(What the exercise asks) Drop the images; return everything else in the listing below exactly.

(Data records)
+++
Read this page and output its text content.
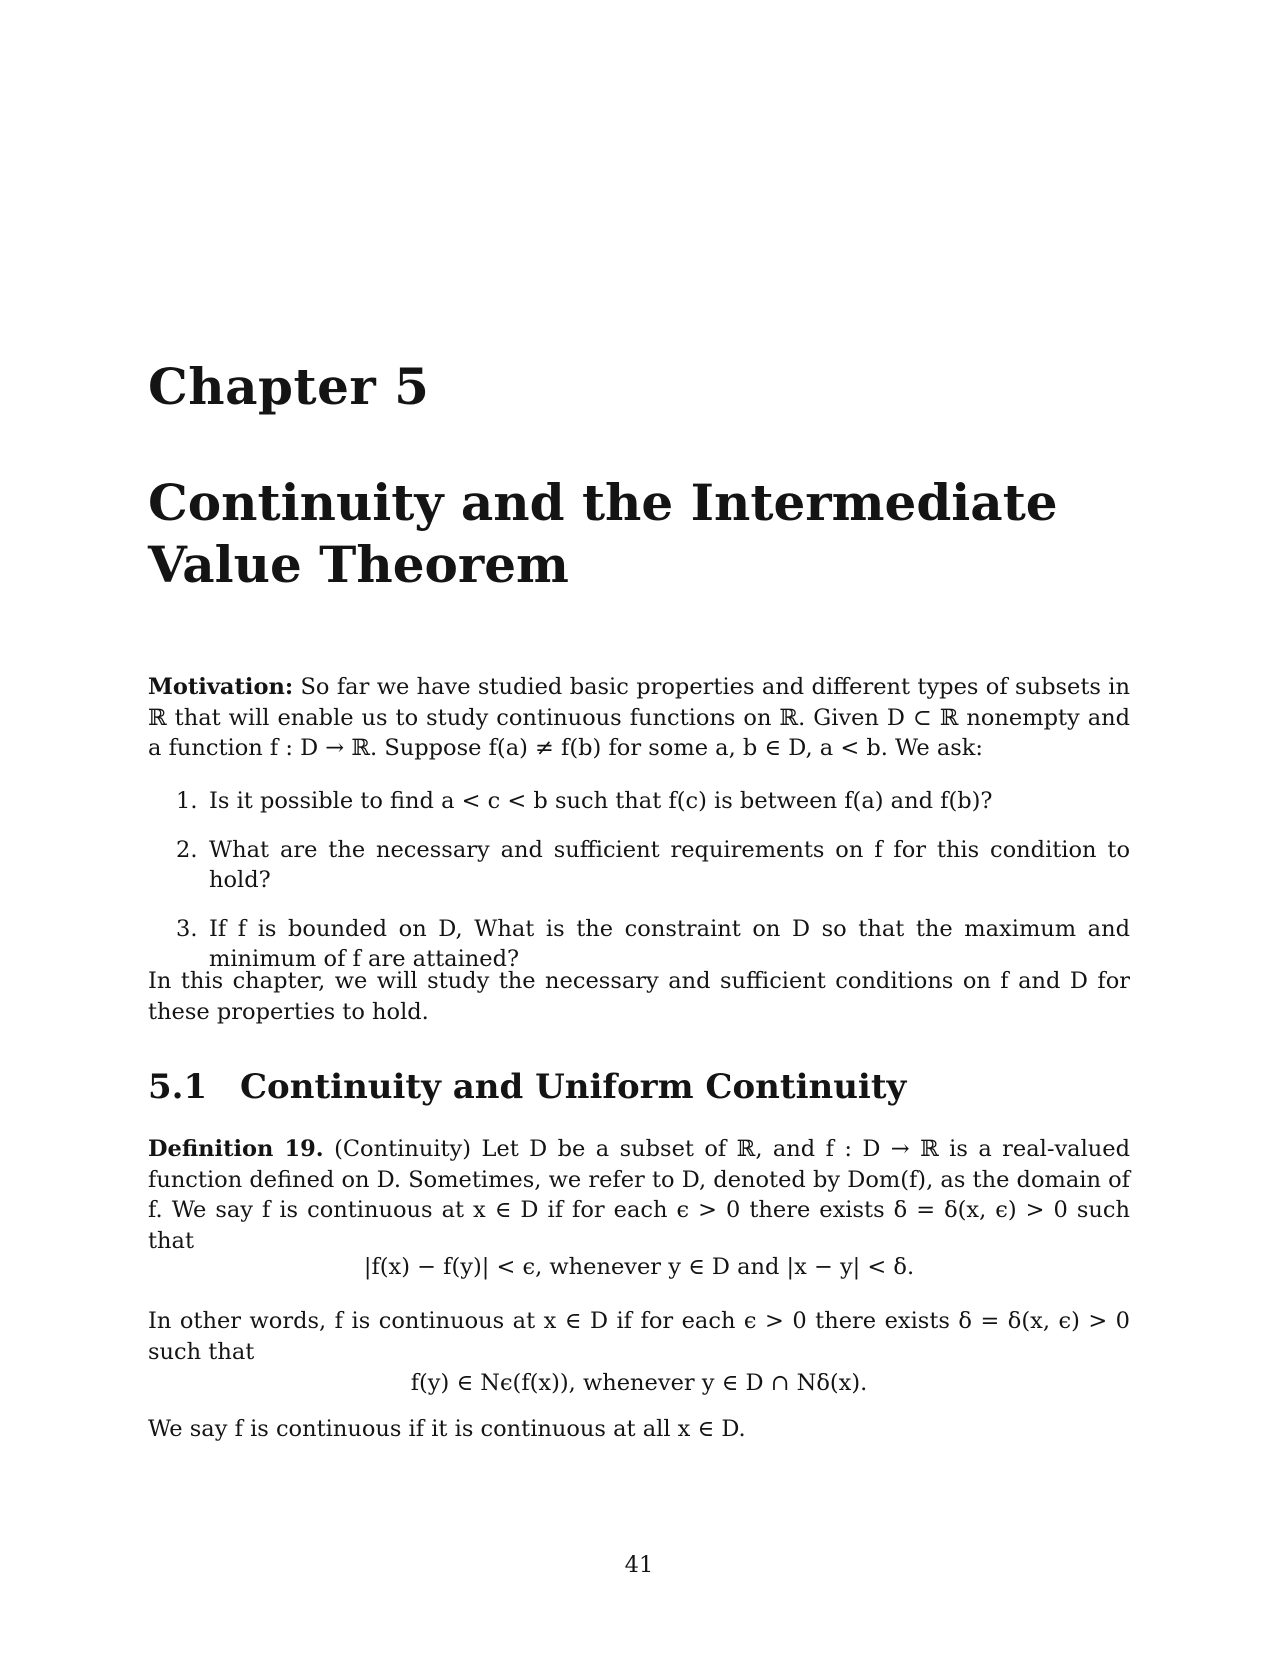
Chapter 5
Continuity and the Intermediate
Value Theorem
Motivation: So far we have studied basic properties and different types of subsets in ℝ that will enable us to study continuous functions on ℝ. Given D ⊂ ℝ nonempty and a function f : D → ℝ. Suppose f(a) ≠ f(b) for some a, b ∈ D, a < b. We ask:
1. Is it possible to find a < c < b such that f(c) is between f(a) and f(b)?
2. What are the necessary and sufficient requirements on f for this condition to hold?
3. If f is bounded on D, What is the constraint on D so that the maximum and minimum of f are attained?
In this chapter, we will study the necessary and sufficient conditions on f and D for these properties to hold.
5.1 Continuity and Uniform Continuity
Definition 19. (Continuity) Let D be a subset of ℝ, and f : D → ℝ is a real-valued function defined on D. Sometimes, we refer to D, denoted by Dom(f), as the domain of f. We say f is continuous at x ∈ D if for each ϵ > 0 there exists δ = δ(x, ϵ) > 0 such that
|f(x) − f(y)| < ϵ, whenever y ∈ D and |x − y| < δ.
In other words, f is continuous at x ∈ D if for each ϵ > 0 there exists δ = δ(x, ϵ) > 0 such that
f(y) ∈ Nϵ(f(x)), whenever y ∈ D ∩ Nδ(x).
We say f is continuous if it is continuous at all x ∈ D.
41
+++
(Result of this task)
Read this page and output its text content.
Chapter 5
Continuity and the Intermediate
Value Theorem
Motivation: So far we have studied basic properties and different types of subsets in ℝ that will enable us to study continuous functions on ℝ. Given D ⊂ ℝ nonempty and a function f : D → ℝ. Suppose f(a) ≠ f(b) for some a, b ∈ D, a < b. We ask:
1. Is it possible to find a < c < b such that f(c) is between f(a) and f(b)?
2. What are the necessary and sufficient requirements on f for this condition to hold?
3. If f is bounded on D, What is the constraint on D so that the maximum and minimum of f are attained?
In this chapter, we will study the necessary and sufficient conditions on f and D for these properties to hold.
5.1 Continuity and Uniform Continuity
Definition 19. (Continuity) Let D be a subset of ℝ, and f : D → ℝ is a real-valued function defined on D. Sometimes, we refer to D, denoted by Dom(f), as the domain of f. We say f is continuous at x ∈ D if for each ϵ > 0 there exists δ = δ(x, ϵ) > 0 such that
|f(x) − f(y)| < ϵ, whenever y ∈ D and |x − y| < δ.
In other words, f is continuous at x ∈ D if for each ϵ > 0 there exists δ = δ(x, ϵ) > 0 such that
f(y) ∈ Nϵ(f(x)), whenever y ∈ D ∩ Nδ(x).
We say f is continuous if it is continuous at all x ∈ D.
41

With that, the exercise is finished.